• **Job**:
Copy whichever lines contain the string "Números".

[Stored items from a collection]

-- START --

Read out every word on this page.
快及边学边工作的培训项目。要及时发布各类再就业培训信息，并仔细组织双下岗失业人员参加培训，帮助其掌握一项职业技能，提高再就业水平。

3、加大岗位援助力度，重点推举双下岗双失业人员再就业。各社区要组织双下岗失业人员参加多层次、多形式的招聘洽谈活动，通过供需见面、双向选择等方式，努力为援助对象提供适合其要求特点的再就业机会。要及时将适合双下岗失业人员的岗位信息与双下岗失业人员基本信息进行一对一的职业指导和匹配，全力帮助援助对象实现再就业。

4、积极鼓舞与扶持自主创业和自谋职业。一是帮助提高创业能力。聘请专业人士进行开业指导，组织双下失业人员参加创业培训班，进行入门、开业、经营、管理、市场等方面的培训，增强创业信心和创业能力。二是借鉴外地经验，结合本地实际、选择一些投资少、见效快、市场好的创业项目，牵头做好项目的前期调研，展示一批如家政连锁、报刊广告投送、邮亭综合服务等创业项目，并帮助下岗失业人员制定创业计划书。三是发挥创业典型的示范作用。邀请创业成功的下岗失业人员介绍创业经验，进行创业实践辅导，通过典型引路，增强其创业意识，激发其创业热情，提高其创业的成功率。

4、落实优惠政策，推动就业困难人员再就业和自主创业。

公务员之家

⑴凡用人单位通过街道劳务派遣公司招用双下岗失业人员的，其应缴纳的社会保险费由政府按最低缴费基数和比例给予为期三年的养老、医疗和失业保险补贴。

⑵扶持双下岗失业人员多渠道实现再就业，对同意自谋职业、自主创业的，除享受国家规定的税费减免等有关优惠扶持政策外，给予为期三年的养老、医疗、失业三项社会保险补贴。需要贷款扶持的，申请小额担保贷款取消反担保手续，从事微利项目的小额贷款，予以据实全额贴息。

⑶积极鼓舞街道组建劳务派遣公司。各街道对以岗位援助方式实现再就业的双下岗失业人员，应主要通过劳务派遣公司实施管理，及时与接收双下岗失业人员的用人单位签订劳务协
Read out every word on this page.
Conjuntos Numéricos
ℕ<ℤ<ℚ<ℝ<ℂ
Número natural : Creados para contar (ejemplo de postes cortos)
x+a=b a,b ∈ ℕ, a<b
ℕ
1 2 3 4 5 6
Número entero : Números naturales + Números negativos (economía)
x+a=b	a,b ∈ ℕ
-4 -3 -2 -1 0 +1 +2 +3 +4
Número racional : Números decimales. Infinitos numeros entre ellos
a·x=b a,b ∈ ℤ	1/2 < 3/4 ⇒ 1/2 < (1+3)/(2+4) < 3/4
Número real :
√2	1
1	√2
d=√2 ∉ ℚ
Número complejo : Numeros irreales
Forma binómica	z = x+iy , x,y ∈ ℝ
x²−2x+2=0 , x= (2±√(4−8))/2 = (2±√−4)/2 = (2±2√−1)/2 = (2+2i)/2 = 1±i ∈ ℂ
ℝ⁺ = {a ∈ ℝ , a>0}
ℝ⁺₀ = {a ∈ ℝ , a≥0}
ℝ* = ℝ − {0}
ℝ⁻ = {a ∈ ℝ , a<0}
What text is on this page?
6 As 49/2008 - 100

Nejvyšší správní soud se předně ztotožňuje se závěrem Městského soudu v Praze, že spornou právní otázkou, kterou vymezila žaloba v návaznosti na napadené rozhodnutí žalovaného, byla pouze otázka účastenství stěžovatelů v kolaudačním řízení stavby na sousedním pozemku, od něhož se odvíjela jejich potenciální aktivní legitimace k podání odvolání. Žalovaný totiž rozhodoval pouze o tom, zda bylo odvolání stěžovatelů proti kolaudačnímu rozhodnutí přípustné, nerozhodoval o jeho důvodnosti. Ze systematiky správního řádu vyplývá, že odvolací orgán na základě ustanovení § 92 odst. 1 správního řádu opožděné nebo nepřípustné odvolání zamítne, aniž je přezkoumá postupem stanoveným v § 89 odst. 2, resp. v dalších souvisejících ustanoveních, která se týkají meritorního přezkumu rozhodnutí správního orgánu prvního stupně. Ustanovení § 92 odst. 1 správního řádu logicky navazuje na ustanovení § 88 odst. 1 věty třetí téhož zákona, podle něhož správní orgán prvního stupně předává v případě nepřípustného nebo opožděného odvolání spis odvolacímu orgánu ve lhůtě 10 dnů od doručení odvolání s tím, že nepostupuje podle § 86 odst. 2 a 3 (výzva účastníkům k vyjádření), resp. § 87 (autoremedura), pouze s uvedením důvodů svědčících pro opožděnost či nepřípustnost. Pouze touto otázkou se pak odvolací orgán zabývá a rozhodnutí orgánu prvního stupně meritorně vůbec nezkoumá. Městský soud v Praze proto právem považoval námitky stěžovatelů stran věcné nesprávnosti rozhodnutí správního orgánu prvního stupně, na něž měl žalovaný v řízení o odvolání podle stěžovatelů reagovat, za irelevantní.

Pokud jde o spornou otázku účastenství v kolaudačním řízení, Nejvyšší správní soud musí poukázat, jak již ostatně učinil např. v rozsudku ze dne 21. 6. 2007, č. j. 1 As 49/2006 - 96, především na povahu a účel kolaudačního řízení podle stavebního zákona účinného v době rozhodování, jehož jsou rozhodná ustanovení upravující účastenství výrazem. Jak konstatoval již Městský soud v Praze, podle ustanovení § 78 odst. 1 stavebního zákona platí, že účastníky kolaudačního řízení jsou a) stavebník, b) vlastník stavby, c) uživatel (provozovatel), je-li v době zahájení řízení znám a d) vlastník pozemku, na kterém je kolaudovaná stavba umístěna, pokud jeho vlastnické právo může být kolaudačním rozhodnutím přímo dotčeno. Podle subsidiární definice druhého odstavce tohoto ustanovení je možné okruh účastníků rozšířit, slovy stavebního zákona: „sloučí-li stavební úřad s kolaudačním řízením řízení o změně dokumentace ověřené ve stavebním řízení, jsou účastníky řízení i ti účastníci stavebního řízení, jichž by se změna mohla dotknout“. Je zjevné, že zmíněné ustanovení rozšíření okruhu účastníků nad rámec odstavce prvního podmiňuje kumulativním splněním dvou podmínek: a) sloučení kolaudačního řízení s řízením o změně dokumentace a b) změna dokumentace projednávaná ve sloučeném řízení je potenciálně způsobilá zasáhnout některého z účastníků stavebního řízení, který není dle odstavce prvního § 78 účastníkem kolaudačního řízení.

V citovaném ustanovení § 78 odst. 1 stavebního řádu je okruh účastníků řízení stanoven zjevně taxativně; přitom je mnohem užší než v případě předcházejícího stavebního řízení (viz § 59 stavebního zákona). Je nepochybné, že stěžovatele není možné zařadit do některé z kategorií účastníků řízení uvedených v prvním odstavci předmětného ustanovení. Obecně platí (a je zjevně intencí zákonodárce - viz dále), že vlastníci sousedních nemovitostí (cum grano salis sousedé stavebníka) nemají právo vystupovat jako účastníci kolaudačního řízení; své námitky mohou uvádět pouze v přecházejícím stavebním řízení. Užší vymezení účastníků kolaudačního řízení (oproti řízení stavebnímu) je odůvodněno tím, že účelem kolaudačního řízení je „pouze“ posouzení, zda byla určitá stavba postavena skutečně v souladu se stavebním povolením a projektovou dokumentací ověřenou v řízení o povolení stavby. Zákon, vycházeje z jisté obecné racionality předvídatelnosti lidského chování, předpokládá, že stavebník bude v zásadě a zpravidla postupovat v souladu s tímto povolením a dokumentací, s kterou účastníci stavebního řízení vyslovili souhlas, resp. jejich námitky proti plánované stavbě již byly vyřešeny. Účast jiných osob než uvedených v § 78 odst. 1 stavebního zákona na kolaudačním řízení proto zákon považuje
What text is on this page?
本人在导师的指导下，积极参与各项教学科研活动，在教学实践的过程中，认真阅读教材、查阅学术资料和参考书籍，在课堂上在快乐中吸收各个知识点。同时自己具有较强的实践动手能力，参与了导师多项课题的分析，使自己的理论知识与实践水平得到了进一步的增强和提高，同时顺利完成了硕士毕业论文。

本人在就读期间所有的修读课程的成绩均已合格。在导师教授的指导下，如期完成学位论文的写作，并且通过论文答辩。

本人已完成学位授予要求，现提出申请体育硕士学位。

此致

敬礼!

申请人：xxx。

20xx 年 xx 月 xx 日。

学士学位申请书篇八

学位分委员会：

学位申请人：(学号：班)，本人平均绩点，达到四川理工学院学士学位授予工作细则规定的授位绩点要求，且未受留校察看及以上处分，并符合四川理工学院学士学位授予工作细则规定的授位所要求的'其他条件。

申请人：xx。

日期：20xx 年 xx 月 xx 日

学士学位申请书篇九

-- END --

• **Result**:
Número entero : Números naturales + Números negativos (economía)
Número racional : Números decimales. Infinitos numeros entre ellos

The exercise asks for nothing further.